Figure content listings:
────────
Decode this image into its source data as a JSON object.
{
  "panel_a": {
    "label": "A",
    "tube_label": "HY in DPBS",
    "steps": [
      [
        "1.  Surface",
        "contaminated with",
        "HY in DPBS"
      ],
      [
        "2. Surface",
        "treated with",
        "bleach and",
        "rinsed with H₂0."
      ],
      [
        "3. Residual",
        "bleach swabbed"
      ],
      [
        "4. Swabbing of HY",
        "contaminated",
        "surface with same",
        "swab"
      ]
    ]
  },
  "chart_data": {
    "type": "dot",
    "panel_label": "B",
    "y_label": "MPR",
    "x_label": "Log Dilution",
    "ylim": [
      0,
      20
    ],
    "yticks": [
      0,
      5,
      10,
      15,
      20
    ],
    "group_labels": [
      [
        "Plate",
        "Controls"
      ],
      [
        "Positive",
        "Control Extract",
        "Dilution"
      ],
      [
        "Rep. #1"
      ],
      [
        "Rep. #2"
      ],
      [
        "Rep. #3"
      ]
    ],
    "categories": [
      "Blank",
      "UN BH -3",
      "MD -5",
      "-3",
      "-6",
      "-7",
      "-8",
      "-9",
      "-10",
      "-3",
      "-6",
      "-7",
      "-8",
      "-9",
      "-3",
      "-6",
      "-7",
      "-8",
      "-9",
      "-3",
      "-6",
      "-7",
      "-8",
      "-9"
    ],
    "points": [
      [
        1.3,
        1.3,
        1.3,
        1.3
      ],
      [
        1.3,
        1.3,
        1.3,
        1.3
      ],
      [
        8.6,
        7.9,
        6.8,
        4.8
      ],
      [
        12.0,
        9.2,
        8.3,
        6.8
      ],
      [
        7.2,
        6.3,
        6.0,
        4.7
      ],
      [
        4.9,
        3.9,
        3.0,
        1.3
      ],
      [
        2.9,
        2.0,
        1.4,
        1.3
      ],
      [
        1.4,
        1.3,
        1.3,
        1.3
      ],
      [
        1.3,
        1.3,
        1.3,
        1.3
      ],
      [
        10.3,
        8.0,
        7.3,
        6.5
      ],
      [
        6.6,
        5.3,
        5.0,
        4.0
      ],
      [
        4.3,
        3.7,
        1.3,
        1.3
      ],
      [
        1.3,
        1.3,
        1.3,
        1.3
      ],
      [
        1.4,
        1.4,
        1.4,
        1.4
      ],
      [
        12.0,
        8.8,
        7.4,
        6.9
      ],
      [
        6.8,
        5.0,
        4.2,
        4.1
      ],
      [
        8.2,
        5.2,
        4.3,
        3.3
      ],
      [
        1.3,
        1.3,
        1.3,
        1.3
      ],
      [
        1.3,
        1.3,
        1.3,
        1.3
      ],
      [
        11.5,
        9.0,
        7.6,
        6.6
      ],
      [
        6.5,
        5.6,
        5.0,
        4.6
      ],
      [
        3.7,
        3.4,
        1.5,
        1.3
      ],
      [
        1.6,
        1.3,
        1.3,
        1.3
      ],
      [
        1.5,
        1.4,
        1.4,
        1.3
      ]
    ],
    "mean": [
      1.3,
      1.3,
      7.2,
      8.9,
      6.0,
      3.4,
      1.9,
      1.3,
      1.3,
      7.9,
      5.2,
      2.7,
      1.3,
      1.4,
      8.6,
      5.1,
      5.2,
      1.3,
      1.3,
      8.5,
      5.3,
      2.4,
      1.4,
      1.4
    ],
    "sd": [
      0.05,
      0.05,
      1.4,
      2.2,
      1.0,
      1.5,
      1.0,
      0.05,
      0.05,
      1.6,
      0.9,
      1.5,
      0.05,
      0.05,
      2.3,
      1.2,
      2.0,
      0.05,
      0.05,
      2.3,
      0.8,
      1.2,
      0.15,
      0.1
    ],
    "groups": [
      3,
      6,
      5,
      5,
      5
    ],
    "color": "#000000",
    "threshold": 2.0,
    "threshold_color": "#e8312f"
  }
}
────────
INSTRUCTIONS TO FOLLOW: Copy out each record exactly as given, omitting none.

TASK OUTPUT:
Decode this image into its source data as a JSON object.
{
  "panel_a": {
    "label": "A",
    "tube_label": "HY in DPBS",
    "steps": [
      [
        "1.  Surface",
        "contaminated with",
        "HY in DPBS"
      ],
      [
        "2. Surface",
        "treated with",
        "bleach and",
        "rinsed with H₂0."
      ],
      [
        "3. Residual",
        "bleach swabbed"
      ],
      [
        "4. Swabbing of HY",
        "contaminated",
        "surface with same",
        "swab"
      ]
    ]
  },
  "chart_data": {
    "type": "dot",
    "panel_label": "B",
    "y_label": "MPR",
    "x_label": "Log Dilution",
    "ylim": [
      0,
      20
    ],
    "yticks": [
      0,
      5,
      10,
      15,
      20
    ],
    "group_labels": [
      [
        "Plate",
        "Controls"
      ],
      [
        "Positive",
        "Control Extract",
        "Dilution"
      ],
      [
        "Rep. #1"
      ],
      [
        "Rep. #2"
      ],
      [
        "Rep. #3"
      ]
    ],
    "categories": [
      "Blank",
      "UN BH -3",
      "MD -5",
      "-3",
      "-6",
      "-7",
      "-8",
      "-9",
      "-10",
      "-3",
      "-6",
      "-7",
      "-8",
      "-9",
      "-3",
      "-6",
      "-7",
      "-8",
      "-9",
      "-3",
      "-6",
      "-7",
      "-8",
      "-9"
    ],
    "points": [
      [
        1.3,
        1.3,
        1.3,
        1.3
      ],
      [
        1.3,
        1.3,
        1.3,
        1.3
      ],
      [
        8.6,
        7.9,
        6.8,
        4.8
      ],
      [
        12.0,
        9.2,
        8.3,
        6.8
      ],
      [
        7.2,
        6.3,
        6.0,
        4.7
      ],
      [
        4.9,
        3.9,
        3.0,
        1.3
      ],
      [
        2.9,
        2.0,
        1.4,
        1.3
      ],
      [
        1.4,
        1.3,
        1.3,
        1.3
      ],
      [
        1.3,
        1.3,
        1.3,
        1.3
      ],
      [
        10.3,
        8.0,
        7.3,
        6.5
      ],
      [
        6.6,
        5.3,
        5.0,
        4.0
      ],
      [
        4.3,
        3.7,
        1.3,
        1.3
      ],
      [
        1.3,
        1.3,
        1.3,
        1.3
      ],
      [
        1.4,
        1.4,
        1.4,
        1.4
      ],
      [
        12.0,
        8.8,
        7.4,
        6.9
      ],
      [
        6.8,
        5.0,
        4.2,
        4.1
      ],
      [
        8.2,
        5.2,
        4.3,
        3.3
      ],
      [
        1.3,
        1.3,
        1.3,
        1.3
      ],
      [
        1.3,
        1.3,
        1.3,
        1.3
      ],
      [
        11.5,
        9.0,
        7.6,
        6.6
      ],
      [
        6.5,
        5.6,
        5.0,
        4.6
      ],
      [
        3.7,
        3.4,
        1.5,
        1.3
      ],
      [
        1.6,
        1.3,
        1.3,
        1.3
      ],
      [
        1.5,
        1.4,
        1.4,
        1.3
      ]
    ],
    "mean": [
      1.3,
      1.3,
      7.2,
      8.9,
      6.0,
      3.4,
      1.9,
      1.3,
      1.3,
      7.9,
      5.2,
      2.7,
      1.3,
      1.4,
      8.6,
      5.1,
      5.2,
      1.3,
      1.3,
      8.5,
      5.3,
      2.4,
      1.4,
      1.4
    ],
    "sd": [
      0.05,
      0.05,
      1.4,
      2.2,
      1.0,
      1.5,
      1.0,
      0.05,
      0.05,
      1.6,
      0.9,
      1.5,
      0.05,
      0.05,
      2.3,
      1.2,
      2.0,
      0.05,
      0.05,
      2.3,
      0.8,
      1.2,
      0.15,
      0.1
    ],
    "groups": [
      3,
      6,
      5,
      5,
      5
    ],
    "color": "#000000",
    "threshold": 2.0,
    "threshold_color": "#e8312f"
  }
}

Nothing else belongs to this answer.